What to work on :: Go through the entries below and print each one exactly, leaving out pictures.
═══ The records
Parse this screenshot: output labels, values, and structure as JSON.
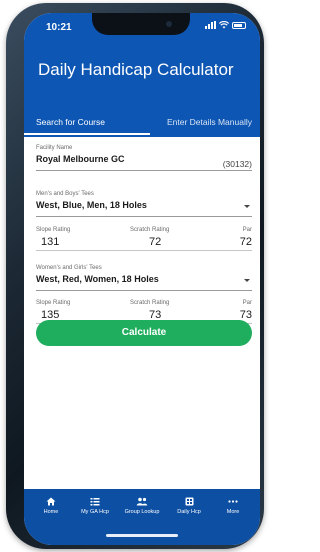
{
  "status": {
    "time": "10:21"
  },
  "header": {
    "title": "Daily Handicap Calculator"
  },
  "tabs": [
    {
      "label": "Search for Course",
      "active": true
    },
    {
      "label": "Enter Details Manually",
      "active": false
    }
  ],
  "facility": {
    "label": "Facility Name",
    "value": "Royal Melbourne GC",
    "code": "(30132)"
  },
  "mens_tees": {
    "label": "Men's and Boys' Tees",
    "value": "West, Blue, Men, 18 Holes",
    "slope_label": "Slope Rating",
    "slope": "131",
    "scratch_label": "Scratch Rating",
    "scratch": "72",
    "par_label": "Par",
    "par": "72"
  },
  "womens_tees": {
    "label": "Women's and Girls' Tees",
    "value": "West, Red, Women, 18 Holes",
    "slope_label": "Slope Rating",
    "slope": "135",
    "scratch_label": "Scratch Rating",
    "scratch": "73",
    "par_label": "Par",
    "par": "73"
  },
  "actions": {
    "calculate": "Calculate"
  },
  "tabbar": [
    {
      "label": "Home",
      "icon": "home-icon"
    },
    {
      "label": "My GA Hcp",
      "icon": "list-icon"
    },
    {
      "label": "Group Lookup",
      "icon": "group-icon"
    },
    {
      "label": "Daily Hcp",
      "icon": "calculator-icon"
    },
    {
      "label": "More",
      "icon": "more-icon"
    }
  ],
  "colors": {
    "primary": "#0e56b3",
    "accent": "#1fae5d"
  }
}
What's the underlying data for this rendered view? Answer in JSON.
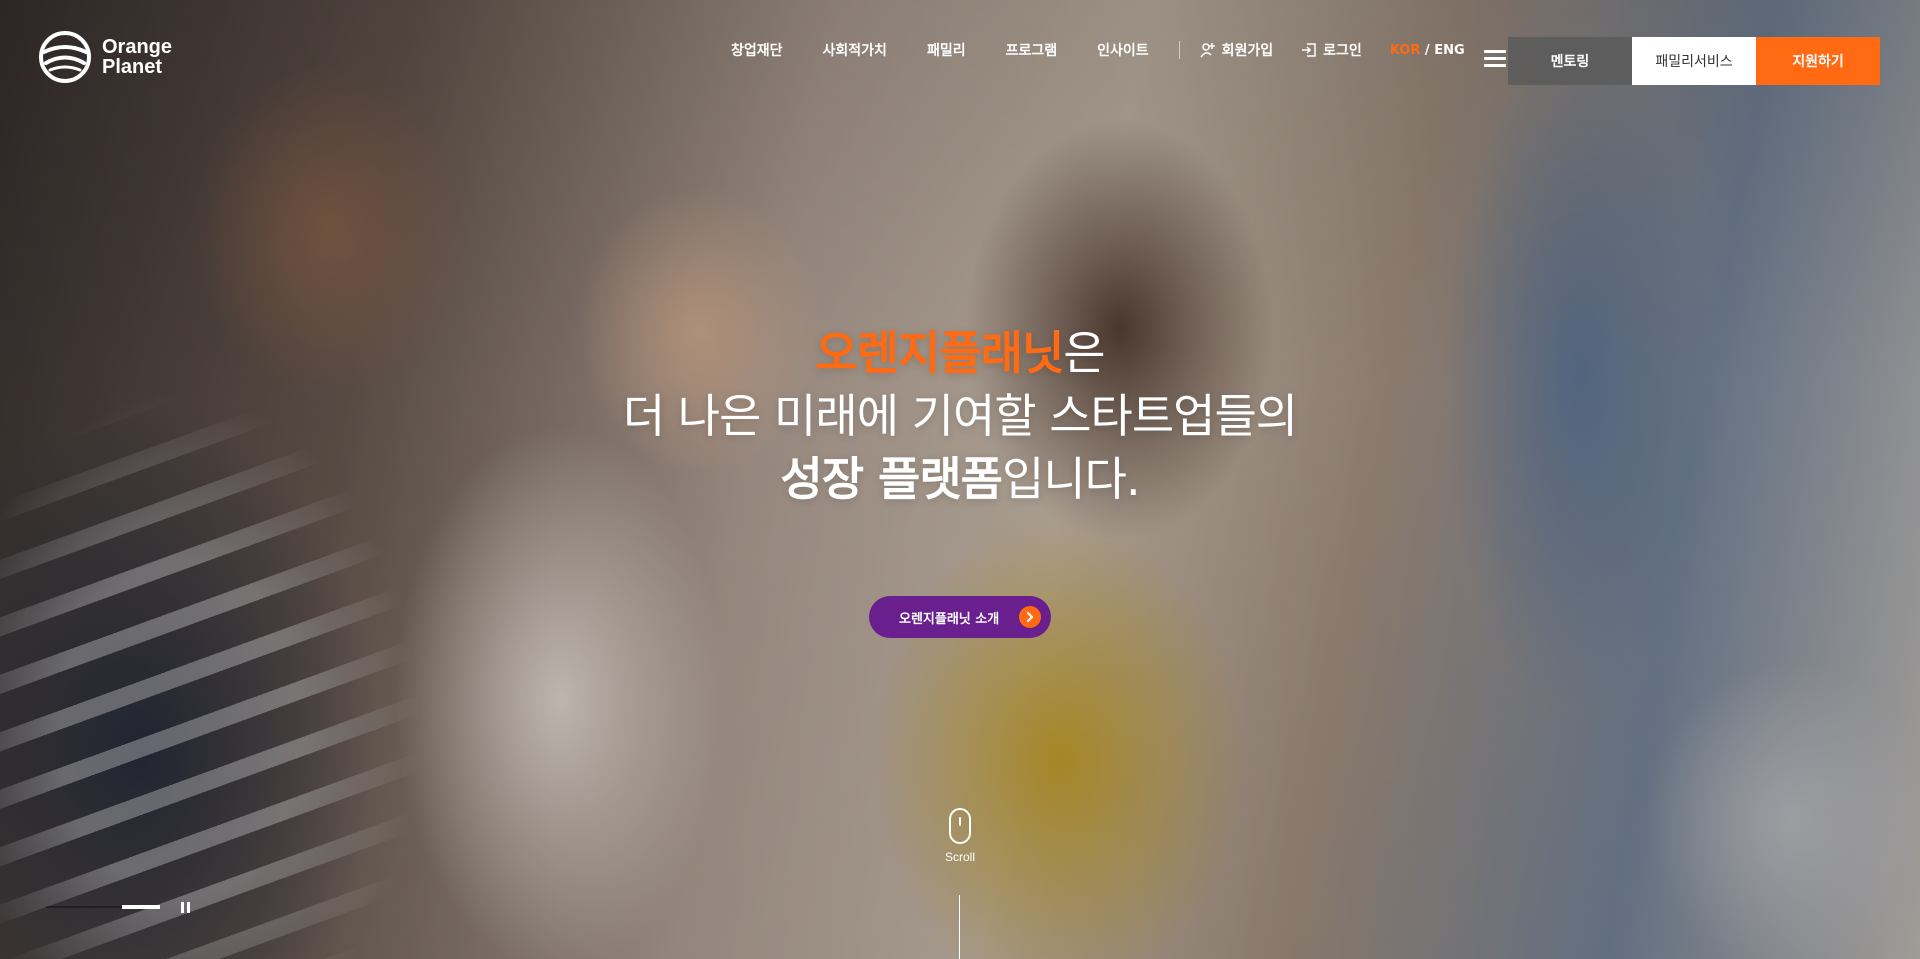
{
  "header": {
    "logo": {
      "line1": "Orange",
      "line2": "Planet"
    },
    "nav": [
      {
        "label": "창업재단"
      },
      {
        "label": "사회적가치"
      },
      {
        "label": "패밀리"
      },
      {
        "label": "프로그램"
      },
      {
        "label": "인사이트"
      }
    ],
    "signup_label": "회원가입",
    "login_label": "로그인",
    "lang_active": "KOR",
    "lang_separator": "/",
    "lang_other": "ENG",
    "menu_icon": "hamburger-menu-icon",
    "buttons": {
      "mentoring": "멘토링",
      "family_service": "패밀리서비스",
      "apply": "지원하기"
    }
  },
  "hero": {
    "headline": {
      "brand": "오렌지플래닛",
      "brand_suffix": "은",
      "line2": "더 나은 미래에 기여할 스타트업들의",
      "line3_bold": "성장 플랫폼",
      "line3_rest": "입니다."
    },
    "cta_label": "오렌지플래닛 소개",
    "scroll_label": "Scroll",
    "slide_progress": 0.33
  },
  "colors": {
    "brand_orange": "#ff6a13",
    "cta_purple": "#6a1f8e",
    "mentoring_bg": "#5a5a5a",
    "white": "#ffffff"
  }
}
══════
Finished answer ::
Parse this screenshot: output labels, values, and structure as JSON.
{
  "status": {
    "time": "10:21"
  },
  "header": {
    "title": "Daily Handicap Calculator"
  },
  "tabs": [
    {
      "label": "Search for Course",
      "active": true
    },
    {
      "label": "Enter Details Manually",
      "active": false
    }
  ],
  "facility": {
    "label": "Facility Name",
    "value": "Royal Melbourne GC",
    "code": "(30132)"
  },
  "mens_tees": {
    "label": "Men's and Boys' Tees",
    "value": "West, Blue, Men, 18 Holes",
    "slope_label": "Slope Rating",
    "slope": "131",
    "scratch_label": "Scratch Rating",
    "scratch": "72",
    "par_label": "Par",
    "par": "72"
  },
  "womens_tees": {
    "label": "Women's and Girls' Tees",
    "value": "West, Red, Women, 18 Holes",
    "slope_label": "Slope Rating",
    "slope": "135",
    "scratch_label": "Scratch Rating",
    "scratch": "73",
    "par_label": "Par",
    "par": "73"
  },
  "actions": {
    "calculate": "Calculate"
  },
  "tabbar": [
    {
      "label": "Home",
      "icon": "home-icon"
    },
    {
      "label": "My GA Hcp",
      "icon": "list-icon"
    },
    {
      "label": "Group Lookup",
      "icon": "group-icon"
    },
    {
      "label": "Daily Hcp",
      "icon": "calculator-icon"
    },
    {
      "label": "More",
      "icon": "more-icon"
    }
  ],
  "colors": {
    "primary": "#0e56b3",
    "accent": "#1fae5d"
  }
}
What's the underlying data for this rendered view? Answer in JSON.
{
  "header": {
    "logo": {
      "line1": "Orange",
      "line2": "Planet"
    },
    "nav": [
      {
        "label": "창업재단"
      },
      {
        "label": "사회적가치"
      },
      {
        "label": "패밀리"
      },
      {
        "label": "프로그램"
      },
      {
        "label": "인사이트"
      }
    ],
    "signup_label": "회원가입",
    "login_label": "로그인",
    "lang_active": "KOR",
    "lang_separator": "/",
    "lang_other": "ENG",
    "menu_icon": "hamburger-menu-icon",
    "buttons": {
      "mentoring": "멘토링",
      "family_service": "패밀리서비스",
      "apply": "지원하기"
    }
  },
  "hero": {
    "headline": {
      "brand": "오렌지플래닛",
      "brand_suffix": "은",
      "line2": "더 나은 미래에 기여할 스타트업들의",
      "line3_bold": "성장 플랫폼",
      "line3_rest": "입니다."
    },
    "cta_label": "오렌지플래닛 소개",
    "scroll_label": "Scroll",
    "slide_progress": 0.33
  },
  "colors": {
    "brand_orange": "#ff6a13",
    "cta_purple": "#6a1f8e",
    "mentoring_bg": "#5a5a5a",
    "white": "#ffffff"
  }
}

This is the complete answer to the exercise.